§ **AIM**
Return the complete listing that follows, with each line reproduced exactly.

§ **Stored data**

>> Start

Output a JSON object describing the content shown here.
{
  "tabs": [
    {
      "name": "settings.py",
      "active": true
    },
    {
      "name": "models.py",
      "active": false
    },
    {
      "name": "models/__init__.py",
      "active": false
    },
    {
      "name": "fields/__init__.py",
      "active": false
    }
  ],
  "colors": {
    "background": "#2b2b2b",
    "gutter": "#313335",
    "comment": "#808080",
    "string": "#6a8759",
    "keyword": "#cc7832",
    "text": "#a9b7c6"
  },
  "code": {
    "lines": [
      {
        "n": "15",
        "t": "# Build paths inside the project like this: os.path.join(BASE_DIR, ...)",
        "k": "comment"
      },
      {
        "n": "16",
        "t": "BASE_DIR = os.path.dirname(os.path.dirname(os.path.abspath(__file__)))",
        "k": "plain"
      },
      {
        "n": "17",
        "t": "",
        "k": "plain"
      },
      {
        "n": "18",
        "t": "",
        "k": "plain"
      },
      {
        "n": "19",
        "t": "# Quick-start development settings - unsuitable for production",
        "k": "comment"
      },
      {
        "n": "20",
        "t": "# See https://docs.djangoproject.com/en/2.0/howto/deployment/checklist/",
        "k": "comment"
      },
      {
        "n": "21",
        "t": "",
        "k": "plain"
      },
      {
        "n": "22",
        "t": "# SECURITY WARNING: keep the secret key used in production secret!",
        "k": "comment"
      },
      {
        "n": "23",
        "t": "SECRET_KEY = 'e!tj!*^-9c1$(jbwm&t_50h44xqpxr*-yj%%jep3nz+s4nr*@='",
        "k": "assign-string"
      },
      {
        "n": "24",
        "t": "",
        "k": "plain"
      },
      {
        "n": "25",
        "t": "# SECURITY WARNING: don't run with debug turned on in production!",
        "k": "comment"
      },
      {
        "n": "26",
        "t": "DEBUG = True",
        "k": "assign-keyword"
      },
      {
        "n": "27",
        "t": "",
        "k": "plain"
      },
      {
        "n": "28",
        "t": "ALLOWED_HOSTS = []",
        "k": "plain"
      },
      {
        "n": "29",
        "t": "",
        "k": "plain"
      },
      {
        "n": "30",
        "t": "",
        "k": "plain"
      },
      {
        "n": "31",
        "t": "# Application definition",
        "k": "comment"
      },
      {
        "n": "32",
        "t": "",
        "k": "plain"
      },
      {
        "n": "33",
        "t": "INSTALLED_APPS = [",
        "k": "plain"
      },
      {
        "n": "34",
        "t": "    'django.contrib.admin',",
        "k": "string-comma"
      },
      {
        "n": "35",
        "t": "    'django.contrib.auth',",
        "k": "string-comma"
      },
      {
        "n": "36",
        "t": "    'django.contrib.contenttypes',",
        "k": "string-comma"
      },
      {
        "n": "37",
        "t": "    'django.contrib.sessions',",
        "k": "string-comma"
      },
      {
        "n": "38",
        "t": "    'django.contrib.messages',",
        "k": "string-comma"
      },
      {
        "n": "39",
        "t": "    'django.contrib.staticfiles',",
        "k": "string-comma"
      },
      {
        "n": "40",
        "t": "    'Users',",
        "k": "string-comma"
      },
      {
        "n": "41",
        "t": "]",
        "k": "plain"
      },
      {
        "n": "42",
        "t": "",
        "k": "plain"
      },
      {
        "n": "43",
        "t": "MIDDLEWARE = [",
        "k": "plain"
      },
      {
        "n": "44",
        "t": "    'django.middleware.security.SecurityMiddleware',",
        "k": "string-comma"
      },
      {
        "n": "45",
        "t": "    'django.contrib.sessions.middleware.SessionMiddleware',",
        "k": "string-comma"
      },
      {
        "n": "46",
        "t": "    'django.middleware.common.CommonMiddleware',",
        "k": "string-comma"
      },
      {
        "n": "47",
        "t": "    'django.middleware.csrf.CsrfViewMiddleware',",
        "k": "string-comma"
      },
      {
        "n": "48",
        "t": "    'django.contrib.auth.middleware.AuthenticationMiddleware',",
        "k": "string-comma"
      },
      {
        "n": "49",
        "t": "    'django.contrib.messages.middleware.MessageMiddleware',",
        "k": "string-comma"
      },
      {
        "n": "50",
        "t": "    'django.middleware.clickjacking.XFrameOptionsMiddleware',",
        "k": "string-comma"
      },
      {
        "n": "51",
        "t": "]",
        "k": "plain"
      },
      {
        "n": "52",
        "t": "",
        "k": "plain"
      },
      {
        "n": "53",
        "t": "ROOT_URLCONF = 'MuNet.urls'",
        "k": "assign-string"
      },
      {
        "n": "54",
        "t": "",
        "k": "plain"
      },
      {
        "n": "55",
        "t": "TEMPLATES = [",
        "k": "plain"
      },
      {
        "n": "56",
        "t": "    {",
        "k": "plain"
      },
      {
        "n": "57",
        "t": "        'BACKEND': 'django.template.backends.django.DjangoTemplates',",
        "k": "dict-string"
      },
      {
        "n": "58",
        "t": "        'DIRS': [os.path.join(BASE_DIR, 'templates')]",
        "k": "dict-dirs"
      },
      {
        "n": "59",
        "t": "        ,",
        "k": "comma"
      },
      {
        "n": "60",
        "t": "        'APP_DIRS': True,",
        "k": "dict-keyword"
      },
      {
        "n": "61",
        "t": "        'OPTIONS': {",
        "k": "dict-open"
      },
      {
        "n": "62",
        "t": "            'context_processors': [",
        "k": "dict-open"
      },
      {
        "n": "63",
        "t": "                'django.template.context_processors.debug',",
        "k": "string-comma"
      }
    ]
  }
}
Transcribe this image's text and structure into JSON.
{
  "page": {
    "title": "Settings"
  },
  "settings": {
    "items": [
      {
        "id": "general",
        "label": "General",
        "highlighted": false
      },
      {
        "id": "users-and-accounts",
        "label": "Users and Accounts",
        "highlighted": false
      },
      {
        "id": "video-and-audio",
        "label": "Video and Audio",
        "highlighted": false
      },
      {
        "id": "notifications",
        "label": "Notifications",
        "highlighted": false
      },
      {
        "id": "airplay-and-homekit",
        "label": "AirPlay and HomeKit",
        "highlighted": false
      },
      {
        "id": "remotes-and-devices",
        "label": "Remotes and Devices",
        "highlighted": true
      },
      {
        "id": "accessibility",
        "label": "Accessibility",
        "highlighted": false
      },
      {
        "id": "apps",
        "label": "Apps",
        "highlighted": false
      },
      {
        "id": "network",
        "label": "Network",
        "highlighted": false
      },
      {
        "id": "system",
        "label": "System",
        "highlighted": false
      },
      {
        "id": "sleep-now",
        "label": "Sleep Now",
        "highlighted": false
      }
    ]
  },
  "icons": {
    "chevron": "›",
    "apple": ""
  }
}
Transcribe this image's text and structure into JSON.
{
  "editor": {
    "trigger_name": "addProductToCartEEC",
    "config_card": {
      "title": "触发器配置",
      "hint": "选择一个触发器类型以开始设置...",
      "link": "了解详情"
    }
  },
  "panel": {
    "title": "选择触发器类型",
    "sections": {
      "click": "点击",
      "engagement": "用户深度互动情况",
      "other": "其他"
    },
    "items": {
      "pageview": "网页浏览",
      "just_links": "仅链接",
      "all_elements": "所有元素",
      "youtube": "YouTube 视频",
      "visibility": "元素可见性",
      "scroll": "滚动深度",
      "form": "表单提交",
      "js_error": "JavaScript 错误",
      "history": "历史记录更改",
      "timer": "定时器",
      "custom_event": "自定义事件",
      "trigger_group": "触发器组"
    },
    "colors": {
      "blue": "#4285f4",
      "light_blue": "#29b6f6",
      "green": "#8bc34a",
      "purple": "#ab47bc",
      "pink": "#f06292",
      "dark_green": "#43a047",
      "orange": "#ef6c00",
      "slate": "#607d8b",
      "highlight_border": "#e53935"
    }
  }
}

>> End

§ **FINAL ANSWER**
Output a JSON object describing the content shown here.
{
  "tabs": [
    {
      "name": "settings.py",
      "active": true
    },
    {
      "name": "models.py",
      "active": false
    },
    {
      "name": "models/__init__.py",
      "active": false
    },
    {
      "name": "fields/__init__.py",
      "active": false
    }
  ],
  "colors": {
    "background": "#2b2b2b",
    "gutter": "#313335",
    "comment": "#808080",
    "string": "#6a8759",
    "keyword": "#cc7832",
    "text": "#a9b7c6"
  },
  "code": {
    "lines": [
      {
        "n": "15",
        "t": "# Build paths inside the project like this: os.path.join(BASE_DIR, ...)",
        "k": "comment"
      },
      {
        "n": "16",
        "t": "BASE_DIR = os.path.dirname(os.path.dirname(os.path.abspath(__file__)))",
        "k": "plain"
      },
      {
        "n": "17",
        "t": "",
        "k": "plain"
      },
      {
        "n": "18",
        "t": "",
        "k": "plain"
      },
      {
        "n": "19",
        "t": "# Quick-start development settings - unsuitable for production",
        "k": "comment"
      },
      {
        "n": "20",
        "t": "# See https://docs.djangoproject.com/en/2.0/howto/deployment/checklist/",
        "k": "comment"
      },
      {
        "n": "21",
        "t": "",
        "k": "plain"
      },
      {
        "n": "22",
        "t": "# SECURITY WARNING: keep the secret key used in production secret!",
        "k": "comment"
      },
      {
        "n": "23",
        "t": "SECRET_KEY = 'e!tj!*^-9c1$(jbwm&t_50h44xqpxr*-yj%%jep3nz+s4nr*@='",
        "k": "assign-string"
      },
      {
        "n": "24",
        "t": "",
        "k": "plain"
      },
      {
        "n": "25",
        "t": "# SECURITY WARNING: don't run with debug turned on in production!",
        "k": "comment"
      },
      {
        "n": "26",
        "t": "DEBUG = True",
        "k": "assign-keyword"
      },
      {
        "n": "27",
        "t": "",
        "k": "plain"
      },
      {
        "n": "28",
        "t": "ALLOWED_HOSTS = []",
        "k": "plain"
      },
      {
        "n": "29",
        "t": "",
        "k": "plain"
      },
      {
        "n": "30",
        "t": "",
        "k": "plain"
      },
      {
        "n": "31",
        "t": "# Application definition",
        "k": "comment"
      },
      {
        "n": "32",
        "t": "",
        "k": "plain"
      },
      {
        "n": "33",
        "t": "INSTALLED_APPS = [",
        "k": "plain"
      },
      {
        "n": "34",
        "t": "    'django.contrib.admin',",
        "k": "string-comma"
      },
      {
        "n": "35",
        "t": "    'django.contrib.auth',",
        "k": "string-comma"
      },
      {
        "n": "36",
        "t": "    'django.contrib.contenttypes',",
        "k": "string-comma"
      },
      {
        "n": "37",
        "t": "    'django.contrib.sessions',",
        "k": "string-comma"
      },
      {
        "n": "38",
        "t": "    'django.contrib.messages',",
        "k": "string-comma"
      },
      {
        "n": "39",
        "t": "    'django.contrib.staticfiles',",
        "k": "string-comma"
      },
      {
        "n": "40",
        "t": "    'Users',",
        "k": "string-comma"
      },
      {
        "n": "41",
        "t": "]",
        "k": "plain"
      },
      {
        "n": "42",
        "t": "",
        "k": "plain"
      },
      {
        "n": "43",
        "t": "MIDDLEWARE = [",
        "k": "plain"
      },
      {
        "n": "44",
        "t": "    'django.middleware.security.SecurityMiddleware',",
        "k": "string-comma"
      },
      {
        "n": "45",
        "t": "    'django.contrib.sessions.middleware.SessionMiddleware',",
        "k": "string-comma"
      },
      {
        "n": "46",
        "t": "    'django.middleware.common.CommonMiddleware',",
        "k": "string-comma"
      },
      {
        "n": "47",
        "t": "    'django.middleware.csrf.CsrfViewMiddleware',",
        "k": "string-comma"
      },
      {
        "n": "48",
        "t": "    'django.contrib.auth.middleware.AuthenticationMiddleware',",
        "k": "string-comma"
      },
      {
        "n": "49",
        "t": "    'django.contrib.messages.middleware.MessageMiddleware',",
        "k": "string-comma"
      },
      {
        "n": "50",
        "t": "    'django.middleware.clickjacking.XFrameOptionsMiddleware',",
        "k": "string-comma"
      },
      {
        "n": "51",
        "t": "]",
        "k": "plain"
      },
      {
        "n": "52",
        "t": "",
        "k": "plain"
      },
      {
        "n": "53",
        "t": "ROOT_URLCONF = 'MuNet.urls'",
        "k": "assign-string"
      },
      {
        "n": "54",
        "t": "",
        "k": "plain"
      },
      {
        "n": "55",
        "t": "TEMPLATES = [",
        "k": "plain"
      },
      {
        "n": "56",
        "t": "    {",
        "k": "plain"
      },
      {
        "n": "57",
        "t": "        'BACKEND': 'django.template.backends.django.DjangoTemplates',",
        "k": "dict-string"
      },
      {
        "n": "58",
        "t": "        'DIRS': [os.path.join(BASE_DIR, 'templates')]",
        "k": "dict-dirs"
      },
      {
        "n": "59",
        "t": "        ,",
        "k": "comma"
      },
      {
        "n": "60",
        "t": "        'APP_DIRS': True,",
        "k": "dict-keyword"
      },
      {
        "n": "61",
        "t": "        'OPTIONS': {",
        "k": "dict-open"
      },
      {
        "n": "62",
        "t": "            'context_processors': [",
        "k": "dict-open"
      },
      {
        "n": "63",
        "t": "                'django.template.context_processors.debug',",
        "k": "string-comma"
      }
    ]
  }
}
Transcribe this image's text and structure into JSON.
{
  "page": {
    "title": "Settings"
  },
  "settings": {
    "items": [
      {
        "id": "general",
        "label": "General",
        "highlighted": false
      },
      {
        "id": "users-and-accounts",
        "label": "Users and Accounts",
        "highlighted": false
      },
      {
        "id": "video-and-audio",
        "label": "Video and Audio",
        "highlighted": false
      },
      {
        "id": "notifications",
        "label": "Notifications",
        "highlighted": false
      },
      {
        "id": "airplay-and-homekit",
        "label": "AirPlay and HomeKit",
        "highlighted": false
      },
      {
        "id": "remotes-and-devices",
        "label": "Remotes and Devices",
        "highlighted": true
      },
      {
        "id": "accessibility",
        "label": "Accessibility",
        "highlighted": false
      },
      {
        "id": "apps",
        "label": "Apps",
        "highlighted": false
      },
      {
        "id": "network",
        "label": "Network",
        "highlighted": false
      },
      {
        "id": "system",
        "label": "System",
        "highlighted": false
      },
      {
        "id": "sleep-now",
        "label": "Sleep Now",
        "highlighted": false
      }
    ]
  },
  "icons": {
    "chevron": "›",
    "apple": ""
  }
}
Transcribe this image's text and structure into JSON.
{
  "editor": {
    "trigger_name": "addProductToCartEEC",
    "config_card": {
      "title": "触发器配置",
      "hint": "选择一个触发器类型以开始设置...",
      "link": "了解详情"
    }
  },
  "panel": {
    "title": "选择触发器类型",
    "sections": {
      "click": "点击",
      "engagement": "用户深度互动情况",
      "other": "其他"
    },
    "items": {
      "pageview": "网页浏览",
      "just_links": "仅链接",
      "all_elements": "所有元素",
      "youtube": "YouTube 视频",
      "visibility": "元素可见性",
      "scroll": "滚动深度",
      "form": "表单提交",
      "js_error": "JavaScript 错误",
      "history": "历史记录更改",
      "timer": "定时器",
      "custom_event": "自定义事件",
      "trigger_group": "触发器组"
    },
    "colors": {
      "blue": "#4285f4",
      "light_blue": "#29b6f6",
      "green": "#8bc34a",
      "purple": "#ab47bc",
      "pink": "#f06292",
      "dark_green": "#43a047",
      "orange": "#ef6c00",
      "slate": "#607d8b",
      "highlight_border": "#e53935"
    }
  }
}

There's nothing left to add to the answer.